What to produce –
Below is some material; set it all down exactly, apart from the pictures.
◆ ◆ ◆ ◆ ◆ ◆ ◆
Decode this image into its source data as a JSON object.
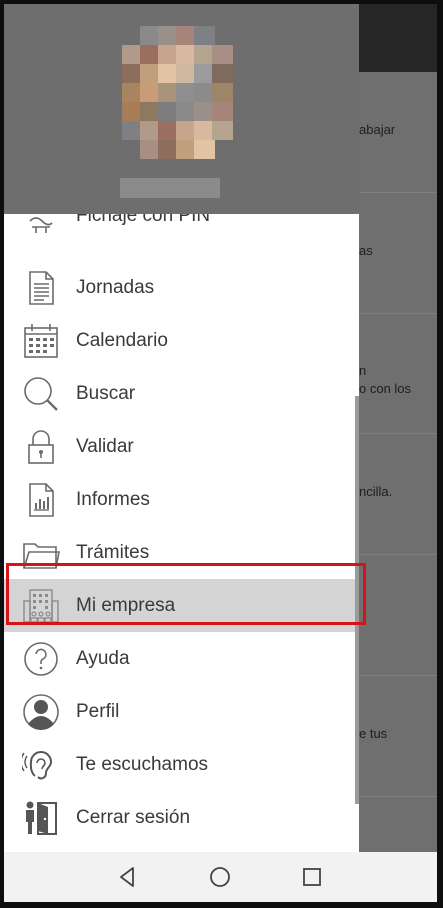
{
  "colors": {
    "accent_highlight": "#d4141a",
    "selected_bg": "#d4d4d4",
    "header_bg": "#6e6e6e",
    "icon_stroke": "#6b6b6b"
  },
  "background_content": [
    {
      "text": "abajar"
    },
    {
      "text": "as"
    },
    {
      "text": "n\no con los"
    },
    {
      "text": "ncilla."
    },
    {
      "text": "e tus"
    }
  ],
  "menu": {
    "items": [
      {
        "label": "Fichaje con PIN",
        "icon": "fingerprint-icon"
      },
      {
        "label": "Jornadas",
        "icon": "document-icon"
      },
      {
        "label": "Calendario",
        "icon": "calendar-icon"
      },
      {
        "label": "Buscar",
        "icon": "search-icon"
      },
      {
        "label": "Validar",
        "icon": "lock-icon"
      },
      {
        "label": "Informes",
        "icon": "report-icon"
      },
      {
        "label": "Trámites",
        "icon": "folder-icon"
      },
      {
        "label": "Mi empresa",
        "icon": "building-icon",
        "selected": true
      },
      {
        "label": "Ayuda",
        "icon": "help-icon"
      },
      {
        "label": "Perfil",
        "icon": "user-icon"
      },
      {
        "label": "Te escuchamos",
        "icon": "ear-icon"
      },
      {
        "label": "Cerrar sesión",
        "icon": "logout-icon"
      }
    ]
  },
  "navbar": {
    "buttons": [
      "back-icon",
      "home-icon",
      "recents-icon"
    ]
  }
}
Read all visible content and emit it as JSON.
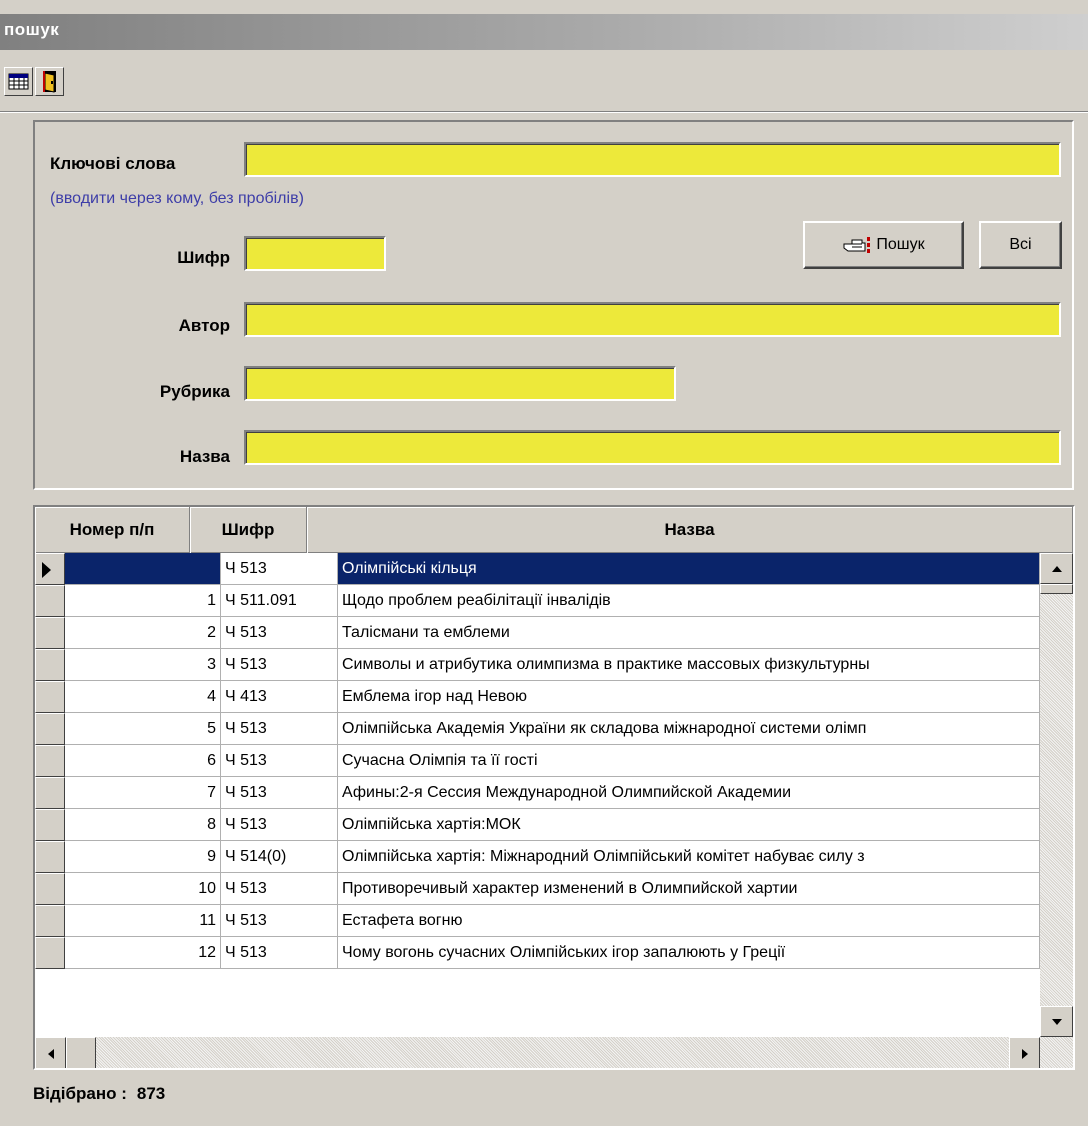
{
  "window": {
    "title": "пошук"
  },
  "toolbar": {
    "icons": [
      "table-icon",
      "exit-door-icon"
    ]
  },
  "form": {
    "keywords": {
      "label": "Ключові слова",
      "hint": "(вводити через кому, без пробілів)",
      "value": ""
    },
    "code": {
      "label": "Шифр",
      "value": ""
    },
    "author": {
      "label": "Автор",
      "value": ""
    },
    "rubric": {
      "label": "Рубрика",
      "value": ""
    },
    "title": {
      "label": "Назва",
      "value": ""
    },
    "search_button": "Пошук",
    "all_button": "Всі"
  },
  "colors": {
    "field_bg": "#ede93a",
    "selection": "#0a246a",
    "hint": "#3d3da8"
  },
  "table": {
    "columns": [
      "Номер п/п",
      "Шифр",
      "Назва"
    ],
    "rows": [
      {
        "num": "",
        "code": "Ч 513",
        "title": "Олімпійські кільця",
        "selected": true
      },
      {
        "num": "1",
        "code": "Ч 511.091",
        "title": "Щодо проблем реабілітації інвалідів"
      },
      {
        "num": "2",
        "code": "Ч 513",
        "title": "Талісмани та емблеми"
      },
      {
        "num": "3",
        "code": "Ч 513",
        "title": "Символы и атрибутика олимпизма в практике массовых физкультурны"
      },
      {
        "num": "4",
        "code": "Ч 413",
        "title": "Емблема ігор над Невою"
      },
      {
        "num": "5",
        "code": "Ч 513",
        "title": "Олімпійська Академія України як складова міжнародної системи олімп"
      },
      {
        "num": "6",
        "code": "Ч 513",
        "title": "Сучасна Олімпія та її гості"
      },
      {
        "num": "7",
        "code": "Ч 513",
        "title": "Афины:2-я Сессия Международной Олимпийской Академии"
      },
      {
        "num": "8",
        "code": "Ч 513",
        "title": "Олімпійська хартія:МОК"
      },
      {
        "num": "9",
        "code": "Ч 514(0)",
        "title": "Олімпійська хартія: Міжнародний Олімпійський комітет набуває силу з"
      },
      {
        "num": "10",
        "code": "Ч 513",
        "title": "Противоречивый характер изменений в Олимпийской хартии"
      },
      {
        "num": "11",
        "code": "Ч 513",
        "title": "Естафета вогню"
      },
      {
        "num": "12",
        "code": "Ч 513",
        "title": "Чому вогонь сучасних Олімпійських ігор запалюють у Греції"
      }
    ]
  },
  "status": {
    "label": "Відібрано :",
    "count": "873"
  }
}
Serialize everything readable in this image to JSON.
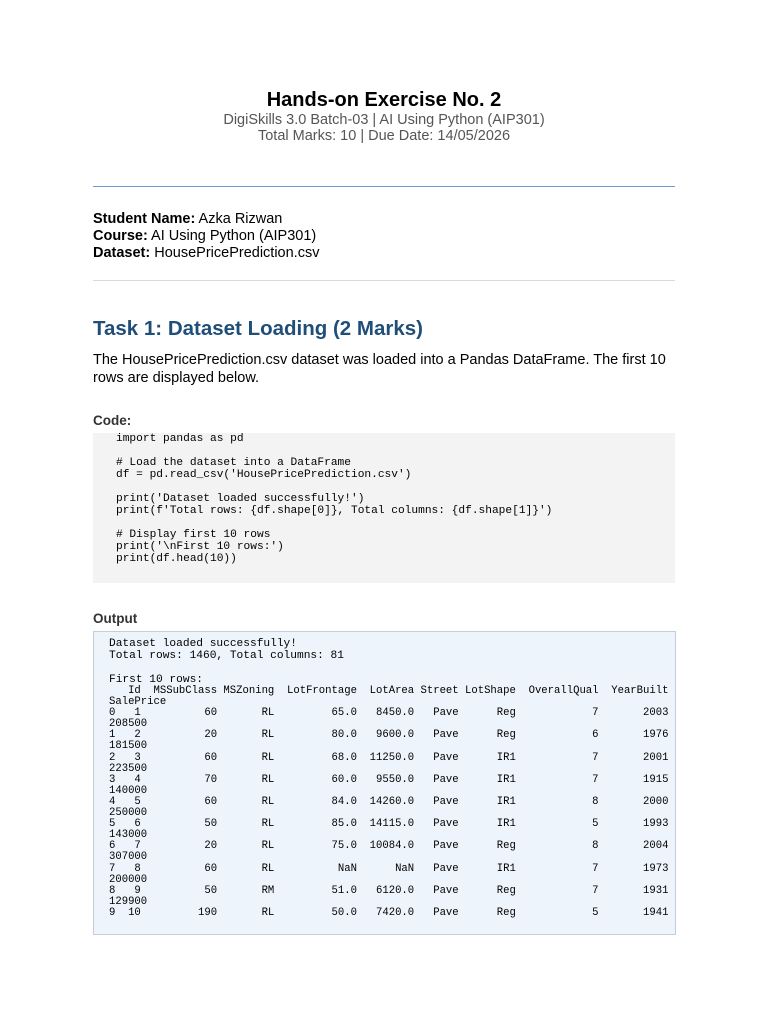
{
  "header": {
    "title": "Hands-on Exercise No. 2",
    "subtitle_line1": "DigiSkills 3.0 Batch-03  |  AI Using Python (AIP301)",
    "subtitle_line2": "Total Marks: 10  |  Due Date: 14/05/2026"
  },
  "info": {
    "student_label": "Student Name:",
    "student_value": " Azka Rizwan",
    "course_label": "Course:",
    "course_value": " AI Using Python (AIP301)",
    "dataset_label": "Dataset:",
    "dataset_value": " HousePricePrediction.csv"
  },
  "task1": {
    "heading": "Task 1: Dataset Loading (2 Marks)",
    "description": "The HousePricePrediction.csv dataset was loaded into a Pandas DataFrame. The first 10 rows are displayed below.",
    "code_label": "Code:",
    "code": "import pandas as pd\n\n# Load the dataset into a DataFrame\ndf = pd.read_csv('HousePricePrediction.csv')\n\nprint('Dataset loaded successfully!')\nprint(f'Total rows: {df.shape[0]}, Total columns: {df.shape[1]}')\n\n# Display first 10 rows\nprint('\\nFirst 10 rows:')\nprint(df.head(10))",
    "output_label": "Output",
    "output_intro": "Dataset loaded successfully!\nTotal rows: 1460, Total columns: 81\n\nFirst 10 rows:",
    "output_table": "   Id  MSSubClass MSZoning  LotFrontage  LotArea Street LotShape  OverallQual  YearBuilt\nSalePrice\n0   1          60       RL         65.0   8450.0   Pave      Reg            7       2003\n208500\n1   2          20       RL         80.0   9600.0   Pave      Reg            6       1976\n181500\n2   3          60       RL         68.0  11250.0   Pave      IR1            7       2001\n223500\n3   4          70       RL         60.0   9550.0   Pave      IR1            7       1915\n140000\n4   5          60       RL         84.0  14260.0   Pave      IR1            8       2000\n250000\n5   6          50       RL         85.0  14115.0   Pave      IR1            5       1993\n143000\n6   7          20       RL         75.0  10084.0   Pave      Reg            8       2004\n307000\n7   8          60       RL          NaN      NaN   Pave      IR1            7       1973\n200000\n8   9          50       RM         51.0   6120.0   Pave      Reg            7       1931\n129900\n9  10         190       RL         50.0   7420.0   Pave      Reg            5       1941"
  },
  "colors": {
    "heading_blue": "#1f4e79",
    "rule_blue": "#6a9bd0",
    "code_bg": "#f3f3f3",
    "output_bg": "#eef4fb"
  }
}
◆ ◆ ◆ ◆ ◆ ◆ ◆
Solution –
Decode this image into its source data as a JSON object.
{
  "colors": {
    "accent_highlight": "#d4141a",
    "selected_bg": "#d4d4d4",
    "header_bg": "#6e6e6e",
    "icon_stroke": "#6b6b6b"
  },
  "background_content": [
    {
      "text": "abajar"
    },
    {
      "text": "as"
    },
    {
      "text": "n\no con los"
    },
    {
      "text": "ncilla."
    },
    {
      "text": "e tus"
    }
  ],
  "menu": {
    "items": [
      {
        "label": "Fichaje con PIN",
        "icon": "fingerprint-icon"
      },
      {
        "label": "Jornadas",
        "icon": "document-icon"
      },
      {
        "label": "Calendario",
        "icon": "calendar-icon"
      },
      {
        "label": "Buscar",
        "icon": "search-icon"
      },
      {
        "label": "Validar",
        "icon": "lock-icon"
      },
      {
        "label": "Informes",
        "icon": "report-icon"
      },
      {
        "label": "Trámites",
        "icon": "folder-icon"
      },
      {
        "label": "Mi empresa",
        "icon": "building-icon",
        "selected": true
      },
      {
        "label": "Ayuda",
        "icon": "help-icon"
      },
      {
        "label": "Perfil",
        "icon": "user-icon"
      },
      {
        "label": "Te escuchamos",
        "icon": "ear-icon"
      },
      {
        "label": "Cerrar sesión",
        "icon": "logout-icon"
      }
    ]
  },
  "navbar": {
    "buttons": [
      "back-icon",
      "home-icon",
      "recents-icon"
    ]
  }
}
Read all visible content and emit it as JSON.
{
  "window": {
    "title": "пошук"
  },
  "toolbar": {
    "icons": [
      "table-icon",
      "exit-door-icon"
    ]
  },
  "form": {
    "keywords": {
      "label": "Ключові слова",
      "hint": "(вводити через кому, без пробілів)",
      "value": ""
    },
    "code": {
      "label": "Шифр",
      "value": ""
    },
    "author": {
      "label": "Автор",
      "value": ""
    },
    "rubric": {
      "label": "Рубрика",
      "value": ""
    },
    "title": {
      "label": "Назва",
      "value": ""
    },
    "search_button": "Пошук",
    "all_button": "Всі"
  },
  "colors": {
    "field_bg": "#ede93a",
    "selection": "#0a246a",
    "hint": "#3d3da8"
  },
  "table": {
    "columns": [
      "Номер п/п",
      "Шифр",
      "Назва"
    ],
    "rows": [
      {
        "num": "",
        "code": "Ч 513",
        "title": "Олімпійські кільця",
        "selected": true
      },
      {
        "num": "1",
        "code": "Ч 511.091",
        "title": "Щодо проблем реабілітації інвалідів"
      },
      {
        "num": "2",
        "code": "Ч 513",
        "title": "Талісмани та емблеми"
      },
      {
        "num": "3",
        "code": "Ч 513",
        "title": "Символы и атрибутика олимпизма в практике массовых физкультурны"
      },
      {
        "num": "4",
        "code": "Ч 413",
        "title": "Емблема ігор над Невою"
      },
      {
        "num": "5",
        "code": "Ч 513",
        "title": "Олімпійська Академія України як складова міжнародної системи олімп"
      },
      {
        "num": "6",
        "code": "Ч 513",
        "title": "Сучасна Олімпія та її гості"
      },
      {
        "num": "7",
        "code": "Ч 513",
        "title": "Афины:2-я Сессия Международной Олимпийской Академии"
      },
      {
        "num": "8",
        "code": "Ч 513",
        "title": "Олімпійська хартія:МОК"
      },
      {
        "num": "9",
        "code": "Ч 514(0)",
        "title": "Олімпійська хартія: Міжнародний Олімпійський комітет набуває силу з"
      },
      {
        "num": "10",
        "code": "Ч 513",
        "title": "Противоречивый характер изменений в Олимпийской хартии"
      },
      {
        "num": "11",
        "code": "Ч 513",
        "title": "Естафета вогню"
      },
      {
        "num": "12",
        "code": "Ч 513",
        "title": "Чому вогонь сучасних Олімпійських ігор запалюють у Греції"
      }
    ]
  },
  "status": {
    "label": "Відібрано :",
    "count": "873"
  }
}
Serialize everything readable in this image to JSON.
{
  "header": {
    "title": "Hands-on Exercise No. 2",
    "subtitle_line1": "DigiSkills 3.0 Batch-03  |  AI Using Python (AIP301)",
    "subtitle_line2": "Total Marks: 10  |  Due Date: 14/05/2026"
  },
  "info": {
    "student_label": "Student Name:",
    "student_value": " Azka Rizwan",
    "course_label": "Course:",
    "course_value": " AI Using Python (AIP301)",
    "dataset_label": "Dataset:",
    "dataset_value": " HousePricePrediction.csv"
  },
  "task1": {
    "heading": "Task 1: Dataset Loading (2 Marks)",
    "description": "The HousePricePrediction.csv dataset was loaded into a Pandas DataFrame. The first 10 rows are displayed below.",
    "code_label": "Code:",
    "code": "import pandas as pd\n\n# Load the dataset into a DataFrame\ndf = pd.read_csv('HousePricePrediction.csv')\n\nprint('Dataset loaded successfully!')\nprint(f'Total rows: {df.shape[0]}, Total columns: {df.shape[1]}')\n\n# Display first 10 rows\nprint('\\nFirst 10 rows:')\nprint(df.head(10))",
    "output_label": "Output",
    "output_intro": "Dataset loaded successfully!\nTotal rows: 1460, Total columns: 81\n\nFirst 10 rows:",
    "output_table": "   Id  MSSubClass MSZoning  LotFrontage  LotArea Street LotShape  OverallQual  YearBuilt\nSalePrice\n0   1          60       RL         65.0   8450.0   Pave      Reg            7       2003\n208500\n1   2          20       RL         80.0   9600.0   Pave      Reg            6       1976\n181500\n2   3          60       RL         68.0  11250.0   Pave      IR1            7       2001\n223500\n3   4          70       RL         60.0   9550.0   Pave      IR1            7       1915\n140000\n4   5          60       RL         84.0  14260.0   Pave      IR1            8       2000\n250000\n5   6          50       RL         85.0  14115.0   Pave      IR1            5       1993\n143000\n6   7          20       RL         75.0  10084.0   Pave      Reg            8       2004\n307000\n7   8          60       RL          NaN      NaN   Pave      IR1            7       1973\n200000\n8   9          50       RM         51.0   6120.0   Pave      Reg            7       1931\n129900\n9  10         190       RL         50.0   7420.0   Pave      Reg            5       1941"
  },
  "colors": {
    "heading_blue": "#1f4e79",
    "rule_blue": "#6a9bd0",
    "code_bg": "#f3f3f3",
    "output_bg": "#eef4fb"
  }
}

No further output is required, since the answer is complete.